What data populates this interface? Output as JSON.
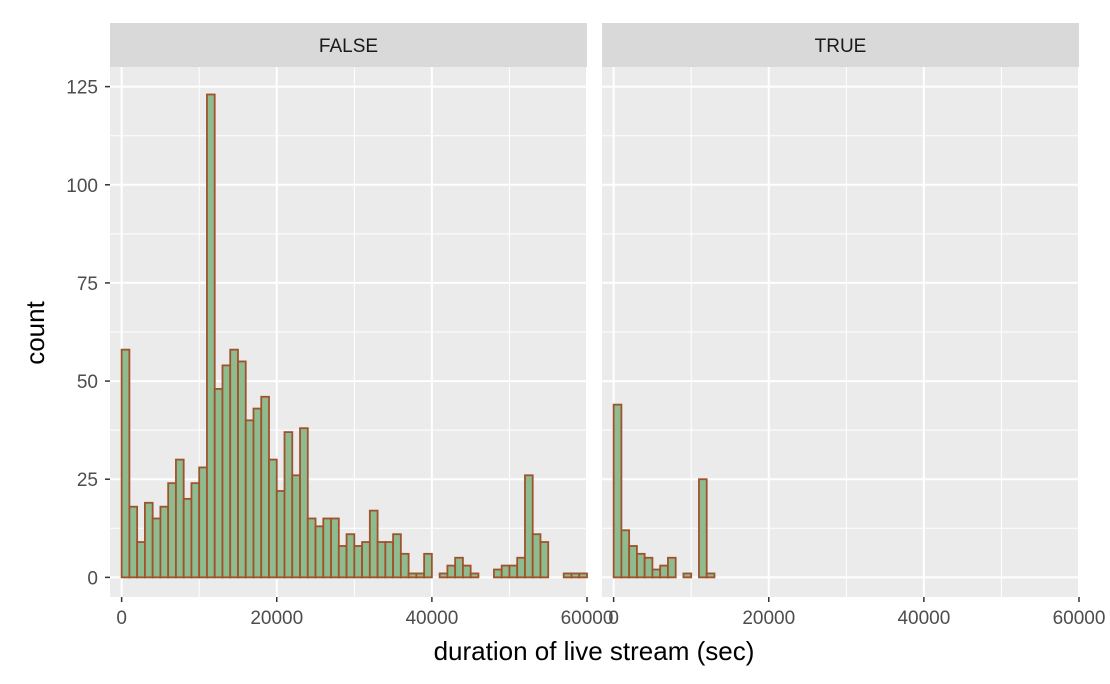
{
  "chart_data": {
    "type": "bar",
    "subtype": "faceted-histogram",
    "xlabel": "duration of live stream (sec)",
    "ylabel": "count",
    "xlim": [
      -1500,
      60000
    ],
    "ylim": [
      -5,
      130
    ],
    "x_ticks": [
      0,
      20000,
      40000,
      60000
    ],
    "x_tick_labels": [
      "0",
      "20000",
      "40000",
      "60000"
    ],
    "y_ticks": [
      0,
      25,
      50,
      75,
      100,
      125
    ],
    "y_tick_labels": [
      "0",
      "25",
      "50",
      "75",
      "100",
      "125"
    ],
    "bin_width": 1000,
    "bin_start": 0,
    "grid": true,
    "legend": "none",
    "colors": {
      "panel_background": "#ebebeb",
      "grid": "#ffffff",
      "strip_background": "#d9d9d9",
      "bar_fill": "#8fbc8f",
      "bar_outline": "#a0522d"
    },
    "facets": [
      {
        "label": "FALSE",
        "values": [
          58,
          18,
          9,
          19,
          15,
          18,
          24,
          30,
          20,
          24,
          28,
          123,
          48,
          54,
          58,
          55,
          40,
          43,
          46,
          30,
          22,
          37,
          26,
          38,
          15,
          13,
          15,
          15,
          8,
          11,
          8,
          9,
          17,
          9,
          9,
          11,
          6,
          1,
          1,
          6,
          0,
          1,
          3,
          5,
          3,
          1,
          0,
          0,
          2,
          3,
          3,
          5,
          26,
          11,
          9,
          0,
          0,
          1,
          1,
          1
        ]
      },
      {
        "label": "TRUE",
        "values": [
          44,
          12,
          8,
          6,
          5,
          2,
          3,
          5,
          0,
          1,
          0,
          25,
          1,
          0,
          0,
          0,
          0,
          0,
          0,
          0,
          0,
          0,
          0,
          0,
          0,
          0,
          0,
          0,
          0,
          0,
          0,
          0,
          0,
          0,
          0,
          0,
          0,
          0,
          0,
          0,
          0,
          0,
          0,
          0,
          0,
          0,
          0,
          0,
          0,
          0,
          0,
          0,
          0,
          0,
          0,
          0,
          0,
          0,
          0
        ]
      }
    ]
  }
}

▬▬▬

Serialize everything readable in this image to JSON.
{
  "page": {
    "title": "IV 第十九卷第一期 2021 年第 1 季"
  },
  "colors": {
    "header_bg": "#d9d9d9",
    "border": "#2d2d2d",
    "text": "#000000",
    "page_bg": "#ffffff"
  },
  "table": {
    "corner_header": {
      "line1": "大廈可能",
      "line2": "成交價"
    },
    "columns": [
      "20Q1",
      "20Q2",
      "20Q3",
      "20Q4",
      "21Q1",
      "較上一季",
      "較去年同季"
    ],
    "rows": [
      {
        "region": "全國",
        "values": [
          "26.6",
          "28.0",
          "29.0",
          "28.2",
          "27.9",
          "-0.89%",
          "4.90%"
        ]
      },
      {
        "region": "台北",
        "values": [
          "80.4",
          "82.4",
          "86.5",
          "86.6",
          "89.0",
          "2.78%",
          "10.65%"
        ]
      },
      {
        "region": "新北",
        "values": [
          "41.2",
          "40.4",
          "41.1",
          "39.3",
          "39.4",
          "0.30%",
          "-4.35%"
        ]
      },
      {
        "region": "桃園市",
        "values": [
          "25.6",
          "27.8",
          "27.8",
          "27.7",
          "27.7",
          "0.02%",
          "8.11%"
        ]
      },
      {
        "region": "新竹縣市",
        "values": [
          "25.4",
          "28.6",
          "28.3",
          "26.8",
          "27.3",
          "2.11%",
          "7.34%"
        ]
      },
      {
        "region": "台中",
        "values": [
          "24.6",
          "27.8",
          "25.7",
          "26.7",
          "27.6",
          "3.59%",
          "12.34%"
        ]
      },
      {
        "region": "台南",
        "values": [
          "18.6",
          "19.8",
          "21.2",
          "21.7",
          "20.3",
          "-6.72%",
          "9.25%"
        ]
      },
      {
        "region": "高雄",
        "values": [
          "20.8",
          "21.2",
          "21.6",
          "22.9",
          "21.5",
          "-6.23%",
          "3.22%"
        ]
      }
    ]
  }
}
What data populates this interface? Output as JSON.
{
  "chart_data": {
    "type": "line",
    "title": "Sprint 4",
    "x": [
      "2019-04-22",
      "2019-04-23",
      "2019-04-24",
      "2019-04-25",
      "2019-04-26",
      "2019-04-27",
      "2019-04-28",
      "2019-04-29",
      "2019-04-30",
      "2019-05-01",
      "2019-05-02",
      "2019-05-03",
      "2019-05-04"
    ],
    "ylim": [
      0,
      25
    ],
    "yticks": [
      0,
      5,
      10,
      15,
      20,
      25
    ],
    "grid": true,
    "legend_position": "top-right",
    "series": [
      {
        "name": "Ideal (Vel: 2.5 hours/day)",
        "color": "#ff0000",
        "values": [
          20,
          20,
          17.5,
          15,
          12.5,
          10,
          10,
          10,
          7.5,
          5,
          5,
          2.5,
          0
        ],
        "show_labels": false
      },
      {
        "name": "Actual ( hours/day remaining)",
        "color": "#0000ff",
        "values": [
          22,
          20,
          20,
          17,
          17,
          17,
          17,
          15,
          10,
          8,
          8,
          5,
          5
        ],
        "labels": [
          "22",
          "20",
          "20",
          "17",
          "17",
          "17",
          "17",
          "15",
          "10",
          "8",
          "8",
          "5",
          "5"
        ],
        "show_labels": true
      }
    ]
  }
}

▬▬▬

Exercise objective ▸
Read the lines above. Gather those in which the string "region" is found.

Final result ▸
        "region": "全國",
        "region": "台北",
        "region": "新北",
        "region": "桃園市",
        "region": "新竹縣市",
        "region": "台中",
        "region": "台南",
        "region": "高雄",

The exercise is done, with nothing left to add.